> _Problem statement_
Below are records; count the lines in them that hold "your" and give only the count.

==== Entries supplied ====

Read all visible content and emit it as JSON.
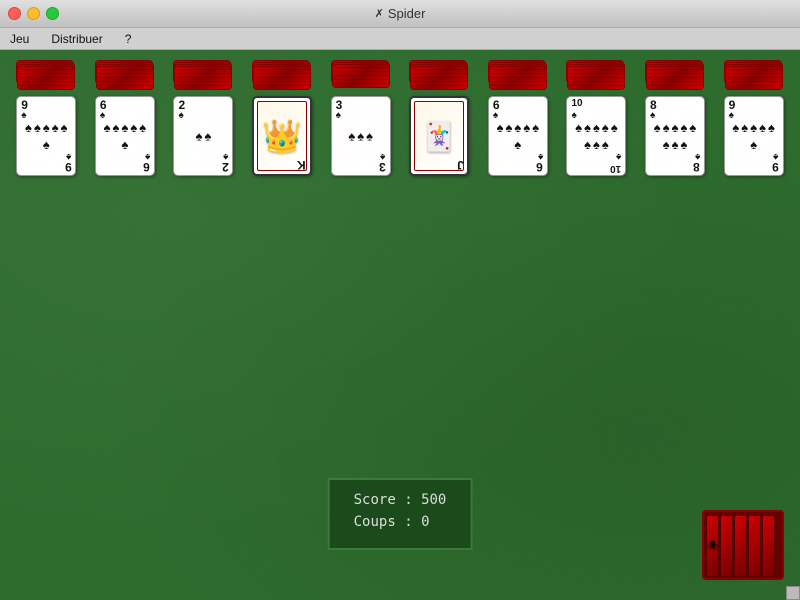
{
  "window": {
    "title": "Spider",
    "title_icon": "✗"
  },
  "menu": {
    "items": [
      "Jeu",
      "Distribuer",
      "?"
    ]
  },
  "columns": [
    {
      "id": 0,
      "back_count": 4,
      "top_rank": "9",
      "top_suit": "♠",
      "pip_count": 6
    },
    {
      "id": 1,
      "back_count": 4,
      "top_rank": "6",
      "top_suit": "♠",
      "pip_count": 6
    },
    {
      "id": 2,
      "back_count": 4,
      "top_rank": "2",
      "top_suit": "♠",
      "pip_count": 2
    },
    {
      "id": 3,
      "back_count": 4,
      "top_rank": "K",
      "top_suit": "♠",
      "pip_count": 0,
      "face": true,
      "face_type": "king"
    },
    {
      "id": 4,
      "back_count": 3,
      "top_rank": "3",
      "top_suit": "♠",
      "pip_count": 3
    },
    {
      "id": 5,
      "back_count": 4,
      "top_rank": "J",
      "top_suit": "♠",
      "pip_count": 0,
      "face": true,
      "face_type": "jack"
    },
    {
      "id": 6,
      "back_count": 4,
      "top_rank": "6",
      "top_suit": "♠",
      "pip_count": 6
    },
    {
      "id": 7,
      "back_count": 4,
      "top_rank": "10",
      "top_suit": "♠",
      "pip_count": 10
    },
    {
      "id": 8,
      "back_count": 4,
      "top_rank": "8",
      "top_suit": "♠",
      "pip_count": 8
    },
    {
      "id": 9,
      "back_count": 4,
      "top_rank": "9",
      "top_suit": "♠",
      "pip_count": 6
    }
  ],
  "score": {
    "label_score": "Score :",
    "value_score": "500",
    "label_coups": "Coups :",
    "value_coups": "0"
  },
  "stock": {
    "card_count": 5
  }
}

====
==== Entries supplied ====

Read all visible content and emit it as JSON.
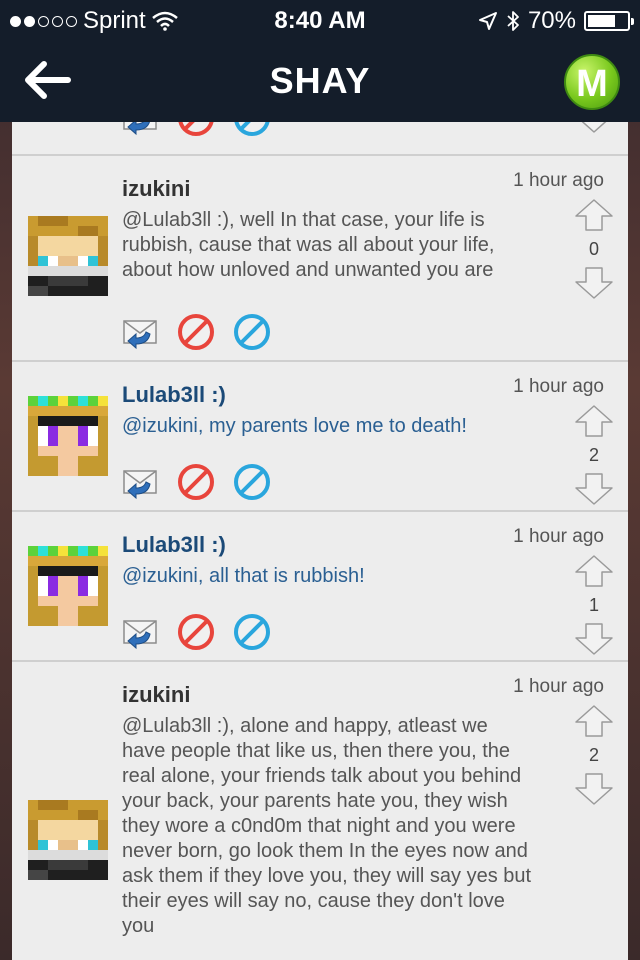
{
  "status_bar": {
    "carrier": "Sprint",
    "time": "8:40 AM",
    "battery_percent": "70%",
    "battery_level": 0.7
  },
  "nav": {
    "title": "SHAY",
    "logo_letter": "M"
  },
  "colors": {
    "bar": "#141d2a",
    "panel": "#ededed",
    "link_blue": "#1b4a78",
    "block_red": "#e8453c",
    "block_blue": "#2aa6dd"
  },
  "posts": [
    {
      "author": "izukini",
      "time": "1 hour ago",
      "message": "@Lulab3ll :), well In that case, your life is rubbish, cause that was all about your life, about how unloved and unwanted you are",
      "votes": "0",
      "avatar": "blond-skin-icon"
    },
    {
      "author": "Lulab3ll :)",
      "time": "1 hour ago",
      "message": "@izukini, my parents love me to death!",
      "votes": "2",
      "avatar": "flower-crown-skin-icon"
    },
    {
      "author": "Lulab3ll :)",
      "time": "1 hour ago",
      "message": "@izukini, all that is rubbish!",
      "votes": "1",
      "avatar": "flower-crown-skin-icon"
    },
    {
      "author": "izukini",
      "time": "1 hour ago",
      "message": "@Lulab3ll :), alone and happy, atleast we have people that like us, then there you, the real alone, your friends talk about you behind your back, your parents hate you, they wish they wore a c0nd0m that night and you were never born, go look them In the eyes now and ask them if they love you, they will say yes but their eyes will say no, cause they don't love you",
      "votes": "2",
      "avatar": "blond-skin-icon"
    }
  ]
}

====

> _Result of this exercise_
2